>> START Exercise data

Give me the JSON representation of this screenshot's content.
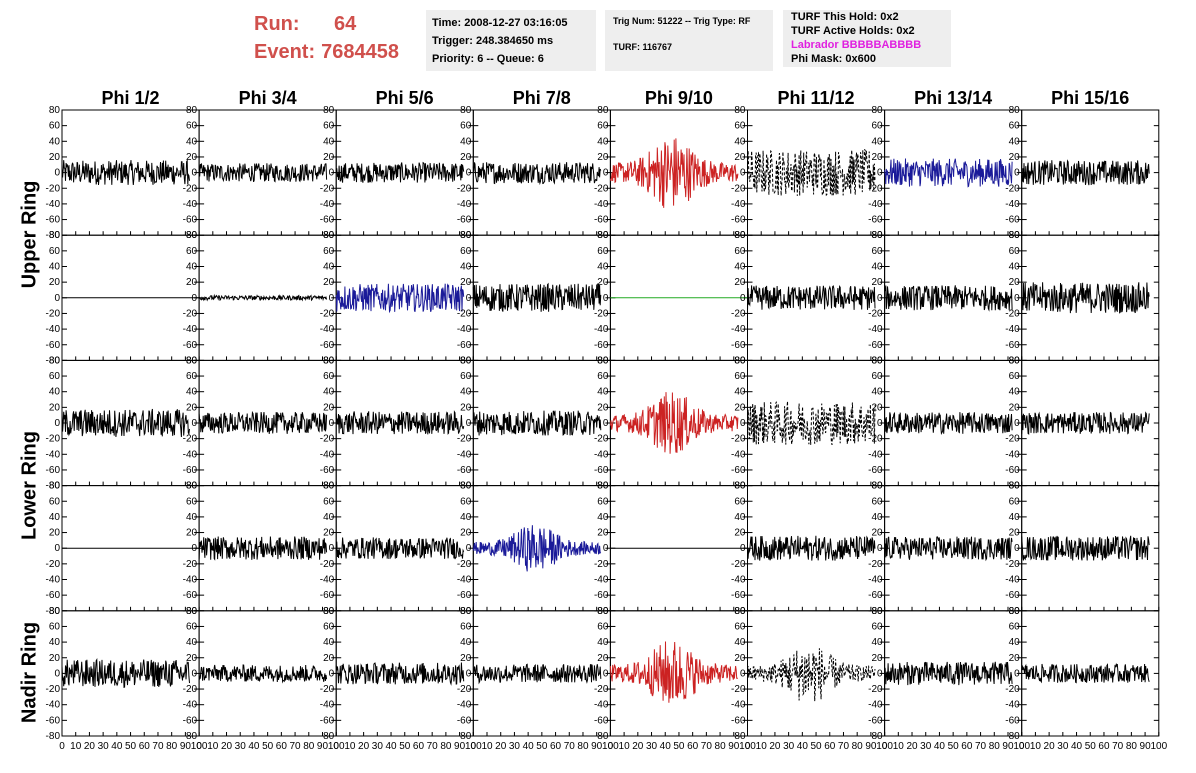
{
  "header": {
    "run_label": "Run:",
    "run_value": "64",
    "event_label": "Event:",
    "event_value": "7684458"
  },
  "info_box_1": {
    "time": "Time: 2008-12-27 03:16:05",
    "trigger": "Trigger: 248.384650 ms",
    "priority": "Priority: 6 -- Queue: 6"
  },
  "info_box_2": {
    "trig": "Trig Num: 51222 -- Trig Type: RF",
    "turf": "TURF: 116767"
  },
  "info_box_3": {
    "this_hold": "TURF This Hold: 0x2",
    "active_holds": "TURF Active Holds: 0x2",
    "labrador": "Labrador BBBBBABBBB",
    "phi_mask": "Phi Mask: 0x600"
  },
  "phi_headers": [
    "Phi 1/2",
    "Phi 3/4",
    "Phi 5/6",
    "Phi 7/8",
    "Phi 9/10",
    "Phi 11/12",
    "Phi 13/14",
    "Phi 15/16"
  ],
  "ring_labels": [
    "Upper Ring",
    "Lower Ring",
    "Nadir Ring"
  ],
  "colors": {
    "red": "#cc2222",
    "blue": "#1a1a99",
    "green": "#22aa22",
    "black": "#000000",
    "dashed": "#000000"
  },
  "chart_data": {
    "type": "line",
    "grid_rows": 5,
    "grid_cols": 8,
    "ylim": [
      -80,
      80
    ],
    "xlim": [
      0,
      100
    ],
    "y_ticks": [
      -80,
      -60,
      -40,
      -20,
      0,
      20,
      40,
      60,
      80
    ],
    "x_ticks": [
      0,
      10,
      20,
      30,
      40,
      50,
      60,
      70,
      80,
      90,
      100
    ],
    "panels": [
      [
        {
          "style": "black",
          "amp": 16
        },
        {
          "style": "black",
          "amp": 12
        },
        {
          "style": "black",
          "amp": 13
        },
        {
          "style": "black",
          "amp": 14
        },
        {
          "style": "red",
          "amp": 50,
          "burst": true
        },
        {
          "style": "dashed",
          "amp": 30
        },
        {
          "style": "blue",
          "amp": 18
        },
        {
          "style": "black",
          "amp": 16
        }
      ],
      [
        {
          "style": "flat",
          "amp": 0
        },
        {
          "style": "black",
          "amp": 3
        },
        {
          "style": "blue",
          "amp": 18
        },
        {
          "style": "black",
          "amp": 18
        },
        {
          "style": "green",
          "amp": 0
        },
        {
          "style": "black",
          "amp": 16
        },
        {
          "style": "black",
          "amp": 16
        },
        {
          "style": "black",
          "amp": 20
        }
      ],
      [
        {
          "style": "black",
          "amp": 18
        },
        {
          "style": "black",
          "amp": 14
        },
        {
          "style": "black",
          "amp": 15
        },
        {
          "style": "black",
          "amp": 16
        },
        {
          "style": "red",
          "amp": 42,
          "burst": true
        },
        {
          "style": "dashed",
          "amp": 28
        },
        {
          "style": "black",
          "amp": 14
        },
        {
          "style": "black",
          "amp": 14
        }
      ],
      [
        {
          "style": "flat",
          "amp": 0
        },
        {
          "style": "black",
          "amp": 15
        },
        {
          "style": "black",
          "amp": 14
        },
        {
          "style": "blue",
          "amp": 32,
          "burst": true
        },
        {
          "style": "flat",
          "amp": 0
        },
        {
          "style": "black",
          "amp": 16
        },
        {
          "style": "black",
          "amp": 15
        },
        {
          "style": "black",
          "amp": 16
        }
      ],
      [
        {
          "style": "black",
          "amp": 18
        },
        {
          "style": "black",
          "amp": 11
        },
        {
          "style": "black",
          "amp": 14
        },
        {
          "style": "black",
          "amp": 12
        },
        {
          "style": "red",
          "amp": 45,
          "burst": true
        },
        {
          "style": "dashed",
          "amp": 40,
          "burst": true
        },
        {
          "style": "black",
          "amp": 15
        },
        {
          "style": "black",
          "amp": 12
        }
      ]
    ]
  }
}
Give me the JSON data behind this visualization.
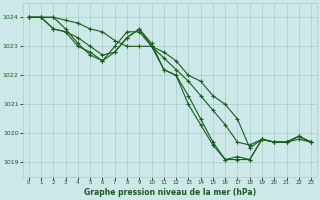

>> END Exercise data

# [Stated task]
Pictures stay out; reproduce every line of the records exactly.

# [Solution to this problem]
Give me the JSON representation of this screenshot's content.
{
  "header": {
    "run_label": "Run:",
    "run_value": "64",
    "event_label": "Event:",
    "event_value": "7684458"
  },
  "info_box_1": {
    "time": "Time: 2008-12-27 03:16:05",
    "trigger": "Trigger: 248.384650 ms",
    "priority": "Priority: 6 -- Queue: 6"
  },
  "info_box_2": {
    "trig": "Trig Num: 51222 -- Trig Type: RF",
    "turf": "TURF: 116767"
  },
  "info_box_3": {
    "this_hold": "TURF This Hold: 0x2",
    "active_holds": "TURF Active Holds: 0x2",
    "labrador": "Labrador BBBBBABBBB",
    "phi_mask": "Phi Mask: 0x600"
  },
  "phi_headers": [
    "Phi 1/2",
    "Phi 3/4",
    "Phi 5/6",
    "Phi 7/8",
    "Phi 9/10",
    "Phi 11/12",
    "Phi 13/14",
    "Phi 15/16"
  ],
  "ring_labels": [
    "Upper Ring",
    "Lower Ring",
    "Nadir Ring"
  ],
  "colors": {
    "red": "#cc2222",
    "blue": "#1a1a99",
    "green": "#22aa22",
    "black": "#000000",
    "dashed": "#000000"
  },
  "chart_data": {
    "type": "line",
    "grid_rows": 5,
    "grid_cols": 8,
    "ylim": [
      -80,
      80
    ],
    "xlim": [
      0,
      100
    ],
    "y_ticks": [
      -80,
      -60,
      -40,
      -20,
      0,
      20,
      40,
      60,
      80
    ],
    "x_ticks": [
      0,
      10,
      20,
      30,
      40,
      50,
      60,
      70,
      80,
      90,
      100
    ],
    "panels": [
      [
        {
          "style": "black",
          "amp": 16
        },
        {
          "style": "black",
          "amp": 12
        },
        {
          "style": "black",
          "amp": 13
        },
        {
          "style": "black",
          "amp": 14
        },
        {
          "style": "red",
          "amp": 50,
          "burst": true
        },
        {
          "style": "dashed",
          "amp": 30
        },
        {
          "style": "blue",
          "amp": 18
        },
        {
          "style": "black",
          "amp": 16
        }
      ],
      [
        {
          "style": "flat",
          "amp": 0
        },
        {
          "style": "black",
          "amp": 3
        },
        {
          "style": "blue",
          "amp": 18
        },
        {
          "style": "black",
          "amp": 18
        },
        {
          "style": "green",
          "amp": 0
        },
        {
          "style": "black",
          "amp": 16
        },
        {
          "style": "black",
          "amp": 16
        },
        {
          "style": "black",
          "amp": 20
        }
      ],
      [
        {
          "style": "black",
          "amp": 18
        },
        {
          "style": "black",
          "amp": 14
        },
        {
          "style": "black",
          "amp": 15
        },
        {
          "style": "black",
          "amp": 16
        },
        {
          "style": "red",
          "amp": 42,
          "burst": true
        },
        {
          "style": "dashed",
          "amp": 28
        },
        {
          "style": "black",
          "amp": 14
        },
        {
          "style": "black",
          "amp": 14
        }
      ],
      [
        {
          "style": "flat",
          "amp": 0
        },
        {
          "style": "black",
          "amp": 15
        },
        {
          "style": "black",
          "amp": 14
        },
        {
          "style": "blue",
          "amp": 32,
          "burst": true
        },
        {
          "style": "flat",
          "amp": 0
        },
        {
          "style": "black",
          "amp": 16
        },
        {
          "style": "black",
          "amp": 15
        },
        {
          "style": "black",
          "amp": 16
        }
      ],
      [
        {
          "style": "black",
          "amp": 18
        },
        {
          "style": "black",
          "amp": 11
        },
        {
          "style": "black",
          "amp": 14
        },
        {
          "style": "black",
          "amp": 12
        },
        {
          "style": "red",
          "amp": 45,
          "burst": true
        },
        {
          "style": "dashed",
          "amp": 40,
          "burst": true
        },
        {
          "style": "black",
          "amp": 15
        },
        {
          "style": "black",
          "amp": 12
        }
      ]
    ]
  }
}
Give me the JSON data behind this visualization.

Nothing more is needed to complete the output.